* _REQUEST_: Copy out all the lines in the records that include the word "Cash".

* _GIVEN RECORDS_:
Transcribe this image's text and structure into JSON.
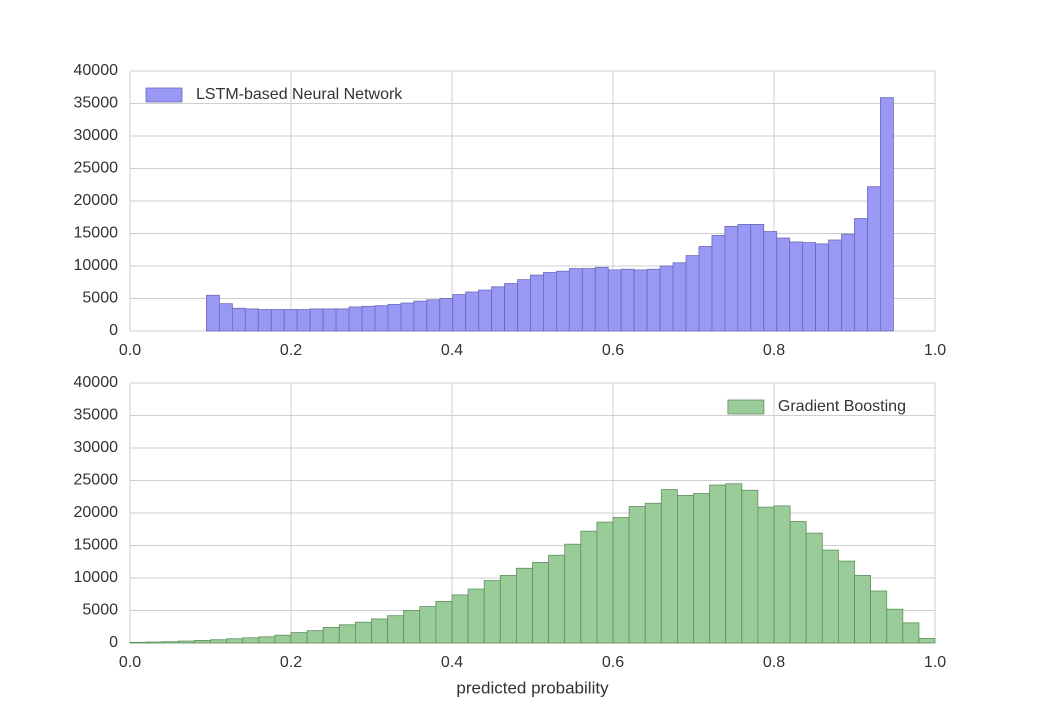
{
  "chart_data": [
    {
      "type": "histogram",
      "bins": [
        0.095,
        0.1111,
        0.1272,
        0.1433,
        0.1594,
        0.1755,
        0.1916,
        0.2077,
        0.2238,
        0.2399,
        0.256,
        0.2721,
        0.2882,
        0.3043,
        0.3204,
        0.3365,
        0.3526,
        0.3687,
        0.3848,
        0.4009,
        0.417,
        0.4331,
        0.4492,
        0.4653,
        0.4814,
        0.4975,
        0.5136,
        0.5297,
        0.5458,
        0.5619,
        0.578,
        0.5941,
        0.6102,
        0.6263,
        0.6424,
        0.6585,
        0.6746,
        0.6907,
        0.7068,
        0.7229,
        0.739,
        0.7551,
        0.7712,
        0.7873,
        0.8034,
        0.8195,
        0.8356,
        0.8517,
        0.8678,
        0.8839,
        0.9,
        0.9161,
        0.9322,
        0.9483
      ],
      "series": [
        {
          "name": "LSTM-based Neural Network",
          "color": "#9999f5",
          "edgecolor": "#6a6ab8",
          "values": [
            5500,
            4200,
            3500,
            3400,
            3300,
            3300,
            3300,
            3300,
            3400,
            3400,
            3400,
            3700,
            3800,
            3900,
            4100,
            4300,
            4600,
            4800,
            5000,
            5600,
            6000,
            6300,
            6800,
            7300,
            7900,
            8600,
            9000,
            9200,
            9600,
            9600,
            9800,
            9400,
            9500,
            9400,
            9500,
            10000,
            10500,
            11600,
            13000,
            14700,
            16100,
            16400,
            16400,
            15300,
            14300,
            13700,
            13600,
            13400,
            14000,
            14900,
            17300,
            22200,
            35900
          ]
        }
      ],
      "xlim": [
        0,
        1
      ],
      "xticks": [
        {
          "value": 0,
          "label": "0.0"
        },
        0.2,
        0.4,
        0.6,
        0.8,
        {
          "value": 1,
          "label": "1.0"
        }
      ],
      "ylim": [
        0,
        40000
      ],
      "yticks": [
        0,
        5000,
        10000,
        15000,
        20000,
        25000,
        30000,
        35000,
        40000
      ],
      "grid": true,
      "legend": "upper left"
    },
    {
      "type": "histogram",
      "bins": [
        0,
        0.02,
        0.04,
        0.06,
        0.08,
        0.1,
        0.12,
        0.14,
        0.16,
        0.18,
        0.2,
        0.22,
        0.24,
        0.26,
        0.28,
        0.3,
        0.32,
        0.34,
        0.36,
        0.38,
        0.4,
        0.42,
        0.44,
        0.46,
        0.48,
        0.5,
        0.52,
        0.54,
        0.56,
        0.58,
        0.6,
        0.62,
        0.64,
        0.66,
        0.68,
        0.7,
        0.72,
        0.74,
        0.76,
        0.78,
        0.8,
        0.82,
        0.84,
        0.86,
        0.88,
        0.9,
        0.92,
        0.94,
        0.96,
        0.98,
        1
      ],
      "series": [
        {
          "name": "Gradient Boosting",
          "color": "#99cc99",
          "edgecolor": "#5f8f5f",
          "values": [
            100,
            150,
            200,
            300,
            400,
            500,
            650,
            800,
            950,
            1200,
            1600,
            1900,
            2400,
            2800,
            3200,
            3700,
            4200,
            5000,
            5600,
            6400,
            7400,
            8300,
            9600,
            10400,
            11500,
            12400,
            13500,
            15200,
            17200,
            18600,
            19300,
            21000,
            21500,
            23600,
            22700,
            23000,
            24300,
            24500,
            23500,
            20900,
            21100,
            18700,
            16900,
            14300,
            12600,
            10400,
            8000,
            5200,
            3100,
            700
          ]
        }
      ],
      "xlim": [
        0,
        1
      ],
      "xticks": [
        {
          "value": 0,
          "label": "0.0"
        },
        0.2,
        0.4,
        0.6,
        0.8,
        {
          "value": 1,
          "label": "1.0"
        }
      ],
      "ylim": [
        0,
        40000
      ],
      "yticks": [
        0,
        5000,
        10000,
        15000,
        20000,
        25000,
        30000,
        35000,
        40000
      ],
      "xlabel": "predicted probability",
      "grid": true,
      "legend": "upper right"
    }
  ]
}
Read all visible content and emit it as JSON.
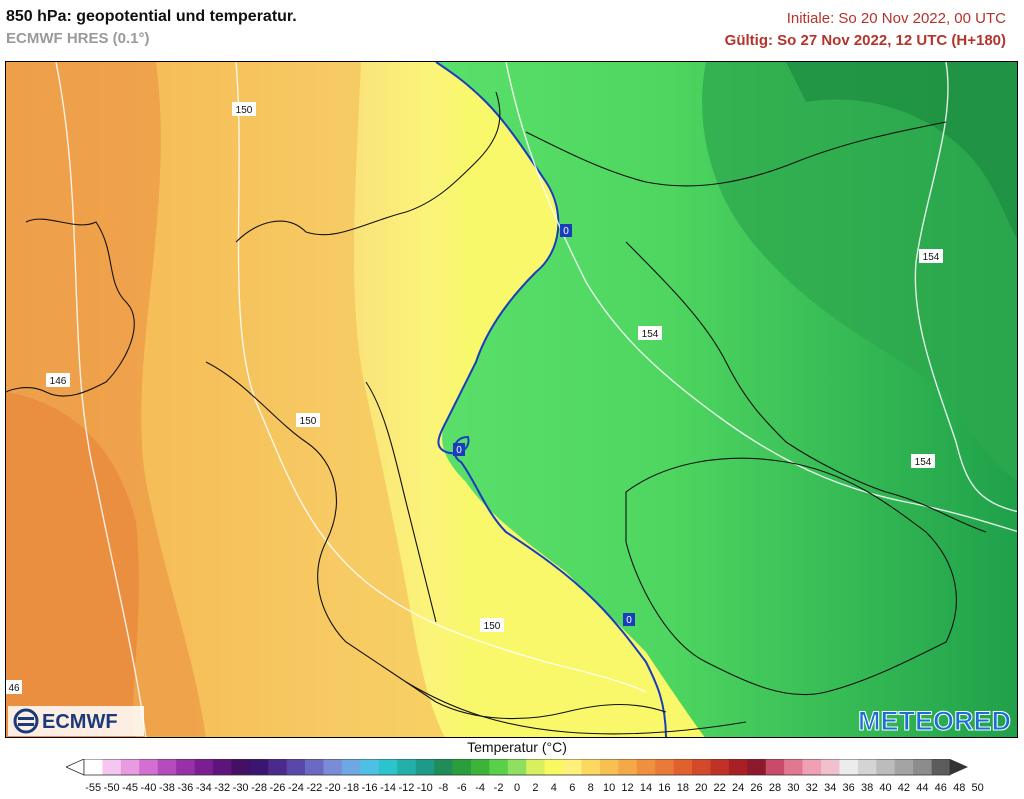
{
  "header": {
    "title": "850 hPa: geopotential und temperatur.",
    "model": "ECMWF HRES (0.1°)",
    "init": "Initiale: So 20 Nov 2022, 00 UTC",
    "valid": "Gültig: So 27 Nov 2022, 12 UTC (H+180)"
  },
  "map": {
    "contour_labels": [
      "150",
      "146",
      "150",
      "154",
      "154",
      "154",
      "150",
      "46"
    ],
    "zero_isotherm_labels": [
      "0",
      "0",
      "0"
    ],
    "logos": {
      "left": "ECMWF",
      "right": "METEORED"
    }
  },
  "colorbar": {
    "title": "Temperatur (°C)",
    "ticks": [
      "-55",
      "-50",
      "-45",
      "-40",
      "-38",
      "-36",
      "-34",
      "-32",
      "-30",
      "-28",
      "-26",
      "-24",
      "-22",
      "-20",
      "-18",
      "-16",
      "-14",
      "-12",
      "-10",
      "-8",
      "-6",
      "-4",
      "-2",
      "0",
      "2",
      "4",
      "6",
      "8",
      "10",
      "12",
      "14",
      "16",
      "18",
      "20",
      "22",
      "24",
      "26",
      "28",
      "30",
      "32",
      "34",
      "36",
      "38",
      "40",
      "42",
      "44",
      "46",
      "48",
      "50"
    ],
    "colors": [
      "#ffffff",
      "#f5c6f0",
      "#e89be0",
      "#d26fd0",
      "#b54cbd",
      "#9830a8",
      "#7a1f92",
      "#5e147a",
      "#431065",
      "#3a1670",
      "#4a2a8a",
      "#5a48a8",
      "#6a6ac4",
      "#7a8cd8",
      "#6ea8e4",
      "#4ec0e4",
      "#2cc4cc",
      "#22b0a8",
      "#1e9a88",
      "#1f8c5a",
      "#2a9e3c",
      "#3cb43a",
      "#5ad04a",
      "#90e060",
      "#d8f060",
      "#f8f860",
      "#fef07a",
      "#fcd860",
      "#f8c050",
      "#f4a848",
      "#ef9040",
      "#e97a38",
      "#e0602e",
      "#d24a2a",
      "#c03226",
      "#a82024",
      "#8c1a2c",
      "#c84c6a",
      "#e27890",
      "#f0a0b4",
      "#f2c0cc",
      "#ececec",
      "#d4d4d4",
      "#bcbcbc",
      "#a4a4a4",
      "#8c8c8c",
      "#5c5c5c"
    ]
  }
}
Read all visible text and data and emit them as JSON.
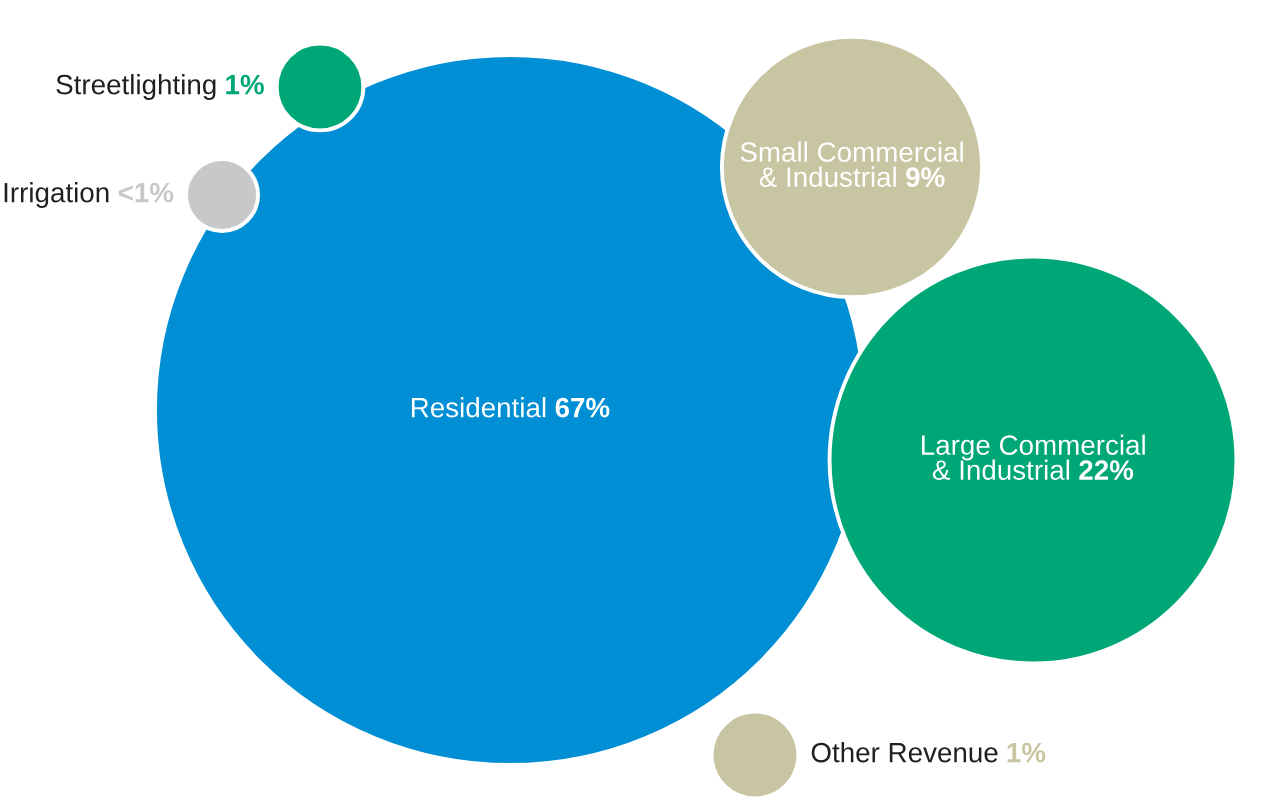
{
  "chart_data": {
    "type": "other",
    "categories": [
      "Residential",
      "Large Commercial\n& Industrial",
      "Small Commercial\n& Industrial",
      "Streetlighting",
      "Irrigation",
      "Other Revenue"
    ],
    "values": [
      67,
      22,
      9,
      1,
      null,
      1
    ],
    "value_labels": [
      "67%",
      "22%",
      "9%",
      "1%",
      "<1%",
      "1%"
    ],
    "colors": [
      "#008fd5",
      "#00a776",
      "#c8c6a2",
      "#00a776",
      "#c8c8ca",
      "#c8c6a2"
    ]
  }
}
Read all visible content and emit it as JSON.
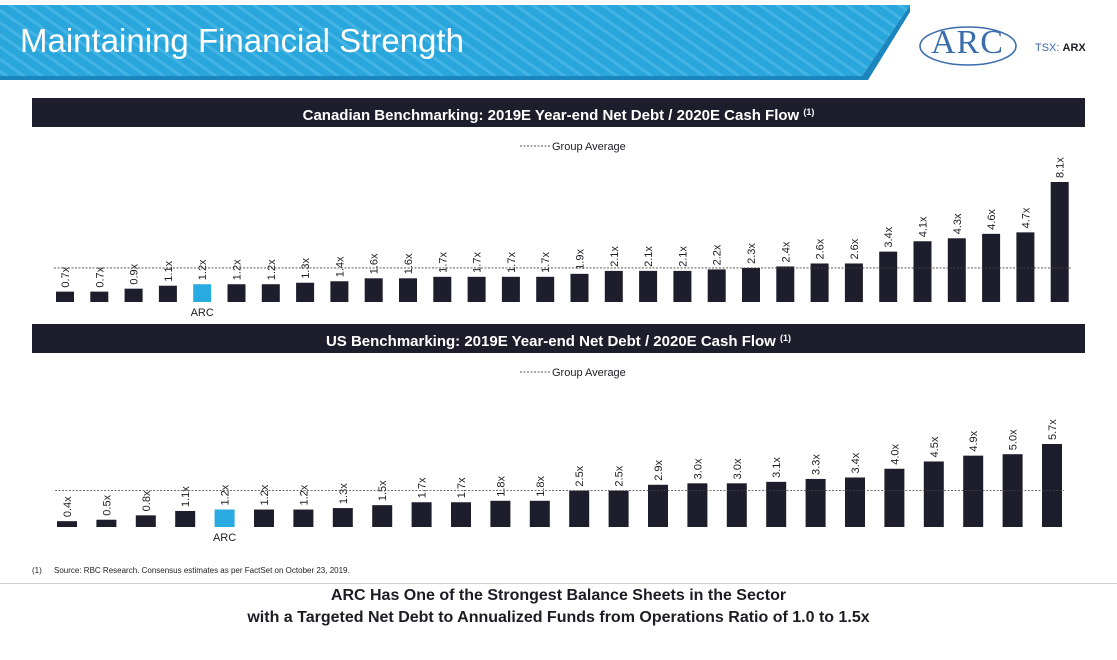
{
  "slide": {
    "title": "Maintaining Financial Strength",
    "logo_text": "ARC",
    "ticker_prefix": "TSX:",
    "ticker_symbol": "ARX"
  },
  "colors": {
    "banner": "#29a6dc",
    "banner_dark": "#1b86bd",
    "bar": "#1e1d2b",
    "highlight": "#29abe2",
    "header_bg": "#1e1d2b"
  },
  "charts": [
    {
      "header": "Canadian Benchmarking: 2019E Year-end Net Debt / 2020E Cash Flow",
      "footnote_ref": "(1)",
      "legend": "Group Average"
    },
    {
      "header": "US Benchmarking: 2019E Year-end Net Debt / 2020E Cash Flow",
      "footnote_ref": "(1)",
      "legend": "Group Average"
    }
  ],
  "chart_data": [
    {
      "type": "bar",
      "values": [
        0.7,
        0.7,
        0.9,
        1.1,
        1.2,
        1.2,
        1.2,
        1.3,
        1.4,
        1.6,
        1.6,
        1.7,
        1.7,
        1.7,
        1.7,
        1.9,
        2.1,
        2.1,
        2.1,
        2.2,
        2.3,
        2.4,
        2.6,
        2.6,
        3.4,
        4.1,
        4.3,
        4.6,
        4.7,
        8.1
      ],
      "labels": [
        "0.7x",
        "0.7x",
        "0.9x",
        "1.1x",
        "1.2x",
        "1.2x",
        "1.2x",
        "1.3x",
        "1.4x",
        "1.6x",
        "1.6x",
        "1.7x",
        "1.7x",
        "1.7x",
        "1.7x",
        "1.9x",
        "2.1x",
        "2.1x",
        "2.1x",
        "2.2x",
        "2.3x",
        "2.4x",
        "2.6x",
        "2.6x",
        "3.4x",
        "4.1x",
        "4.3x",
        "4.6x",
        "4.7x",
        "8.1x"
      ],
      "highlight_index": 4,
      "highlight_label": "ARC",
      "group_average": 2.3,
      "legend": "Group Average",
      "ylim": [
        0,
        8.1
      ]
    },
    {
      "type": "bar",
      "values": [
        0.4,
        0.5,
        0.8,
        1.1,
        1.2,
        1.2,
        1.2,
        1.3,
        1.5,
        1.7,
        1.7,
        1.8,
        1.8,
        2.5,
        2.5,
        2.9,
        3.0,
        3.0,
        3.1,
        3.3,
        3.4,
        4.0,
        4.5,
        4.9,
        5.0,
        5.7
      ],
      "labels": [
        "0.4x",
        "0.5x",
        "0.8x",
        "1.1x",
        "1.2x",
        "1.2x",
        "1.2x",
        "1.3x",
        "1.5x",
        "1.7x",
        "1.7x",
        "1.8x",
        "1.8x",
        "2.5x",
        "2.5x",
        "2.9x",
        "3.0x",
        "3.0x",
        "3.1x",
        "3.3x",
        "3.4x",
        "4.0x",
        "4.5x",
        "4.9x",
        "5.0x",
        "5.7x"
      ],
      "highlight_index": 4,
      "highlight_label": "ARC",
      "group_average": 2.5,
      "legend": "Group Average",
      "ylim": [
        0,
        5.7
      ]
    }
  ],
  "footnote": {
    "number": "(1)",
    "text": "Source: RBC Research. Consensus estimates as per FactSet on October 23, 2019."
  },
  "conclusion": {
    "line1": "ARC Has One of the Strongest Balance Sheets in the Sector",
    "line2": "with a Targeted Net Debt to Annualized Funds from Operations Ratio of 1.0 to 1.5x"
  }
}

* _RESULT FOR THIS TASK_:
      "header": "Canadian Benchmarking: 2019E Year-end Net Debt / 2020E Cash Flow",
      "header": "US Benchmarking: 2019E Year-end Net Debt / 2020E Cash Flow",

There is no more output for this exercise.